Over the next two decades, the city saw limited play. In 1908, Allentown hosted a team in the Pennsylvania-New Jersey League, and a Tri-State League club played here from 1912 to 1914. Then, in the 1920s, the name the Allentown Dukes was revived for a semi-professional team that played four seasons (1923–26) at Edgemont Field, a new ballfield at Second and Susquehanna Streets. On September 7, 1923 the Dukes played an exhibition game with the New York Yankees at Edgemont Field. The Dukes tied the score at 7–7 in the eighth inning. In the ninth, Babe Ruth struck out with the bases loaded, and the Dukes scored in the bottom of the inning to win 8–7. The semi-pro team led to the start of an Eastern League team under the same name in 1929. League champions the next year, the team was renamed the Allentown Buffaloes in 1931. At the end of the 1932 season, the league collapsed, and the Buffaloes folded.

In 1935, the city landed its first Major League farm team, when the Brooklyn Dodgers moved their Reading Brooks franchise here just six games into the season. The Allentown Brooks, like the Dukes and Buffaloes, played their home games at the Allentown Fairgrounds. The club, which was in the New York–Pennsylvania League (forerunner of today's Eastern League), finished out the 1936 season, but did not return the next year.

In 1939, the Boston Braves established an Interstate League club, again using the name the Allentown Dukes, and a new park was built on the city's South Side, Fairview Field (now Earl F. Hunsicker Bicentennial Park). The team won the league championship that year. The next year, 1940, the league was upgraded from Class C to B, and the team became the Allentown Fleetwings, a St. Louis Cardinals franchise. The Philadelphia Phillies took over in 1941, playing a season as the Allentown Wings, but the franchise reverted to St. Louis the next year. Renamed the Allentown Cardinals in 1944, the team played at Fairview Field until 1948, when St. Louis Cardinals owner Sam Breadon built a new park. Breadon Field, a steel and concrete stadium that seated 5,000 fans, was located just north of the city in Whitehall Township.

--- Work to complete ---
1 > In the passage on Allentown's baseball history, why did the Allentown Buffaloes fold?
2 > Continue the passage on Allentown's baseball history from its last sentence.

--- Data supplied ---
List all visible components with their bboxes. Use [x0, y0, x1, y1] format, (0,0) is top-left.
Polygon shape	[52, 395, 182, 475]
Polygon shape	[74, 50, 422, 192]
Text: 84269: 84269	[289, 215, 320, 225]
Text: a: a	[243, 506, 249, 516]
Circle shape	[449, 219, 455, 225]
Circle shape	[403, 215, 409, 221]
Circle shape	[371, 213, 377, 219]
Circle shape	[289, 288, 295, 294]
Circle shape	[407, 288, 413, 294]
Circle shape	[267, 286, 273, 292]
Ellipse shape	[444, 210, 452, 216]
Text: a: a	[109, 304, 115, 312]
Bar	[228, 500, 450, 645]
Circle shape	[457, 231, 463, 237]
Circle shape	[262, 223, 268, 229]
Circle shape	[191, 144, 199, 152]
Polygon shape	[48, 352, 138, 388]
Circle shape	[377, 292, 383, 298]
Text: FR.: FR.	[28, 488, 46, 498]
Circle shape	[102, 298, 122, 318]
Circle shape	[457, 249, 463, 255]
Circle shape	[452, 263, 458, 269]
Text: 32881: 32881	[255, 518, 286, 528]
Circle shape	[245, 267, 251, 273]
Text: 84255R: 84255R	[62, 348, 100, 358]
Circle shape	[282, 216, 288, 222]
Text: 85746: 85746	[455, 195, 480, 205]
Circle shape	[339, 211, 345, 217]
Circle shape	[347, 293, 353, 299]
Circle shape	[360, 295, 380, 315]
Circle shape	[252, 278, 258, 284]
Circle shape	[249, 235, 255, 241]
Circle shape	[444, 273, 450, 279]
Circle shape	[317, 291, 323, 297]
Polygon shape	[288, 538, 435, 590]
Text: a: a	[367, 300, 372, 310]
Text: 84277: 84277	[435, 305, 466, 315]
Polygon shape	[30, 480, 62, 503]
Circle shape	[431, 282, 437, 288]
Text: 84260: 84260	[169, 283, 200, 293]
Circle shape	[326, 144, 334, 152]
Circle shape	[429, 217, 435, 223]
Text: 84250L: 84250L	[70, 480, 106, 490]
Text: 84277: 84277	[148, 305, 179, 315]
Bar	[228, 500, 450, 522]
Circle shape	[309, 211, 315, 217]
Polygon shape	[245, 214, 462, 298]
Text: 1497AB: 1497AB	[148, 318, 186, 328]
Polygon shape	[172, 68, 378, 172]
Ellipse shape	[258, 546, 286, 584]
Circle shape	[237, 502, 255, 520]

--- Responses to the tasks ---
1 > The Allentown Buffaloes folded because their league collapsed at the end of the 1932 season.

2 >
The demise of the Interstate League at the end of the 1952 season resulted in a one-year lull for the franchise. In 1954, the Allentown Cardinals returned as a member of the Class A Eastern League. The team won the league championship in 1955, but had its final season the next year, 1956. Midway through the 1957 season, the Syracuse Chiefs, an unaffiliated Eastern League team, moved to Allentown on July 13 to finish out the season. The Allentown Chiefs were replaced a year later by a Boston Red Sox franchise. The Allentown Red Sox played three seasons at the Whitehall ball park, which was bought by Hess's department store owner Max Hess, Jr., and renamed Max Hess Stadium. When the Red Sox left at the end of the 1960 season, the stadium closed and was demolished in 1964. Today, the site is the home of the Lehigh Valley Mall, which opened in 1976. The ballfield was located near the mall's entrance from MacArthur Road.

In 1997, professional baseball returned to the city with the startup of the Allentown Ambassadors, an independent team that played in the Northeast and Northern leagues. The club, which had its last full season in 2003, was based at Bicentennial Park in South Allentown.

The city unveiled Coca-Cola Park, a $48.4 million, 8,500-seat stadium, in 2008. The stadium was constructed on Allentown's east side to serve as the home field for the Philadelphia Phillies' AAA-level Minor League baseball team, the Lehigh Valley IronPigs. The IronPigs, a member of the International League, are the first Major League-affiliated club to play in the city since 1960.

==21st century==
During Summer 2008, the Lehigh Valley Heritage Museum introduced an exhibit, "Play Ball! Baseball in America and the Lehigh Valley," celebrating the history of baseball in Allentown and the surrounding region.